↓
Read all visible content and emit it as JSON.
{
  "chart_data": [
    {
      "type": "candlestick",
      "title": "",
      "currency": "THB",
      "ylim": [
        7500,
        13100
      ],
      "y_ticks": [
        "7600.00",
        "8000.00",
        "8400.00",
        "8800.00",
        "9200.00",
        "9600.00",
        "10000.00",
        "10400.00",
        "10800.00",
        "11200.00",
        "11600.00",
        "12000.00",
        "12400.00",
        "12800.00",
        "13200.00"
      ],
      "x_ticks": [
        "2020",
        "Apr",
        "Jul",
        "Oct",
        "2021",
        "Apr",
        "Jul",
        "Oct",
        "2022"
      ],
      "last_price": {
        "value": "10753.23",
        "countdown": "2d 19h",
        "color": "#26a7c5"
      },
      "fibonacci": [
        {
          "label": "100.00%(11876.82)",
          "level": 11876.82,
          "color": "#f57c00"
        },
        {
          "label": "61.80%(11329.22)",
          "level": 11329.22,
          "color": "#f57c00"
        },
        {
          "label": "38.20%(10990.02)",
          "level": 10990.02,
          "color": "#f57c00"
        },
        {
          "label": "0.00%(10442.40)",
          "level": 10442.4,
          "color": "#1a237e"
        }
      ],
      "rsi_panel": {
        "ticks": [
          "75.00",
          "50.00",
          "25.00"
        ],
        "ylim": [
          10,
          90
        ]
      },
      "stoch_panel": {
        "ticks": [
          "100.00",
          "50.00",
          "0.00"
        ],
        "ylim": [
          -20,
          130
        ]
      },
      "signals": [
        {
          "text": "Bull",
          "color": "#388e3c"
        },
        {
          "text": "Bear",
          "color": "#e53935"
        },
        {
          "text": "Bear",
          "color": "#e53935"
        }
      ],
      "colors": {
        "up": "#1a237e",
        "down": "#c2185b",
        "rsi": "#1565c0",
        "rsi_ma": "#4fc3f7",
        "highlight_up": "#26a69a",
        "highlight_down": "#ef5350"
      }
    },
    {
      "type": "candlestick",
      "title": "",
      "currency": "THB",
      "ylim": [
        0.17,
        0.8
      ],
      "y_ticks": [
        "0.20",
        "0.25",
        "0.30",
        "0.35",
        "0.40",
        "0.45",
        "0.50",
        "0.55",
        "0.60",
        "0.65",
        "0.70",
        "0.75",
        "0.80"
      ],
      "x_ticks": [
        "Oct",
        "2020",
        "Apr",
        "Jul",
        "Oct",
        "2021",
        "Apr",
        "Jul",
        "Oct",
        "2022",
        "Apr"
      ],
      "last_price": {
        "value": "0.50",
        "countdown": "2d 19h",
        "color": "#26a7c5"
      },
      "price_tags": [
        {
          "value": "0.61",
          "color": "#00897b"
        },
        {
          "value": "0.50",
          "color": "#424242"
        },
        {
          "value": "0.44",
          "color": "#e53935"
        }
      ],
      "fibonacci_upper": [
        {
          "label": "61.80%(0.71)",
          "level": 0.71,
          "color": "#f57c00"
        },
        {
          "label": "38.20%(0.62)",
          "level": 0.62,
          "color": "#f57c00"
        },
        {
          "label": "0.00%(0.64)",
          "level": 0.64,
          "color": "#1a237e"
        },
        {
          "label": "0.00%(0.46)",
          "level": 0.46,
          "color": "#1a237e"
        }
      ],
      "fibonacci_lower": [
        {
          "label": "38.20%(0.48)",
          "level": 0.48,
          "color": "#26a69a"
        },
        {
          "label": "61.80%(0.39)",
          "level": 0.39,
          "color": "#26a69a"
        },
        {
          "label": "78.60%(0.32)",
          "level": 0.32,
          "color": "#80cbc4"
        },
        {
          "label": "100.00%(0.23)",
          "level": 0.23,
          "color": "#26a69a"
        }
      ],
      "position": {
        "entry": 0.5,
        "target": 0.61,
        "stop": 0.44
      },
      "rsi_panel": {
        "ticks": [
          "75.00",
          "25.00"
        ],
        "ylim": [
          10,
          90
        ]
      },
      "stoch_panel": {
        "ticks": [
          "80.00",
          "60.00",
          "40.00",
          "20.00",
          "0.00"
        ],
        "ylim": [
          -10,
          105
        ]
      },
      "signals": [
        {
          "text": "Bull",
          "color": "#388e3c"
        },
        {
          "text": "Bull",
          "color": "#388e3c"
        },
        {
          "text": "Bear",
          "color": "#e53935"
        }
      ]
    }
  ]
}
↑
### Stated problem
Output the complete data exactly as written.

### Result of this exercise
Read all visible content and emit it as JSON.
{
  "chart_data": [
    {
      "type": "candlestick",
      "title": "",
      "currency": "THB",
      "ylim": [
        7500,
        13100
      ],
      "y_ticks": [
        "7600.00",
        "8000.00",
        "8400.00",
        "8800.00",
        "9200.00",
        "9600.00",
        "10000.00",
        "10400.00",
        "10800.00",
        "11200.00",
        "11600.00",
        "12000.00",
        "12400.00",
        "12800.00",
        "13200.00"
      ],
      "x_ticks": [
        "2020",
        "Apr",
        "Jul",
        "Oct",
        "2021",
        "Apr",
        "Jul",
        "Oct",
        "2022"
      ],
      "last_price": {
        "value": "10753.23",
        "countdown": "2d 19h",
        "color": "#26a7c5"
      },
      "fibonacci": [
        {
          "label": "100.00%(11876.82)",
          "level": 11876.82,
          "color": "#f57c00"
        },
        {
          "label": "61.80%(11329.22)",
          "level": 11329.22,
          "color": "#f57c00"
        },
        {
          "label": "38.20%(10990.02)",
          "level": 10990.02,
          "color": "#f57c00"
        },
        {
          "label": "0.00%(10442.40)",
          "level": 10442.4,
          "color": "#1a237e"
        }
      ],
      "rsi_panel": {
        "ticks": [
          "75.00",
          "50.00",
          "25.00"
        ],
        "ylim": [
          10,
          90
        ]
      },
      "stoch_panel": {
        "ticks": [
          "100.00",
          "50.00",
          "0.00"
        ],
        "ylim": [
          -20,
          130
        ]
      },
      "signals": [
        {
          "text": "Bull",
          "color": "#388e3c"
        },
        {
          "text": "Bear",
          "color": "#e53935"
        },
        {
          "text": "Bear",
          "color": "#e53935"
        }
      ],
      "colors": {
        "up": "#1a237e",
        "down": "#c2185b",
        "rsi": "#1565c0",
        "rsi_ma": "#4fc3f7",
        "highlight_up": "#26a69a",
        "highlight_down": "#ef5350"
      }
    },
    {
      "type": "candlestick",
      "title": "",
      "currency": "THB",
      "ylim": [
        0.17,
        0.8
      ],
      "y_ticks": [
        "0.20",
        "0.25",
        "0.30",
        "0.35",
        "0.40",
        "0.45",
        "0.50",
        "0.55",
        "0.60",
        "0.65",
        "0.70",
        "0.75",
        "0.80"
      ],
      "x_ticks": [
        "Oct",
        "2020",
        "Apr",
        "Jul",
        "Oct",
        "2021",
        "Apr",
        "Jul",
        "Oct",
        "2022",
        "Apr"
      ],
      "last_price": {
        "value": "0.50",
        "countdown": "2d 19h",
        "color": "#26a7c5"
      },
      "price_tags": [
        {
          "value": "0.61",
          "color": "#00897b"
        },
        {
          "value": "0.50",
          "color": "#424242"
        },
        {
          "value": "0.44",
          "color": "#e53935"
        }
      ],
      "fibonacci_upper": [
        {
          "label": "61.80%(0.71)",
          "level": 0.71,
          "color": "#f57c00"
        },
        {
          "label": "38.20%(0.62)",
          "level": 0.62,
          "color": "#f57c00"
        },
        {
          "label": "0.00%(0.64)",
          "level": 0.64,
          "color": "#1a237e"
        },
        {
          "label": "0.00%(0.46)",
          "level": 0.46,
          "color": "#1a237e"
        }
      ],
      "fibonacci_lower": [
        {
          "label": "38.20%(0.48)",
          "level": 0.48,
          "color": "#26a69a"
        },
        {
          "label": "61.80%(0.39)",
          "level": 0.39,
          "color": "#26a69a"
        },
        {
          "label": "78.60%(0.32)",
          "level": 0.32,
          "color": "#80cbc4"
        },
        {
          "label": "100.00%(0.23)",
          "level": 0.23,
          "color": "#26a69a"
        }
      ],
      "position": {
        "entry": 0.5,
        "target": 0.61,
        "stop": 0.44
      },
      "rsi_panel": {
        "ticks": [
          "75.00",
          "25.00"
        ],
        "ylim": [
          10,
          90
        ]
      },
      "stoch_panel": {
        "ticks": [
          "80.00",
          "60.00",
          "40.00",
          "20.00",
          "0.00"
        ],
        "ylim": [
          -10,
          105
        ]
      },
      "signals": [
        {
          "text": "Bull",
          "color": "#388e3c"
        },
        {
          "text": "Bull",
          "color": "#388e3c"
        },
        {
          "text": "Bear",
          "color": "#e53935"
        }
      ]
    }
  ]
}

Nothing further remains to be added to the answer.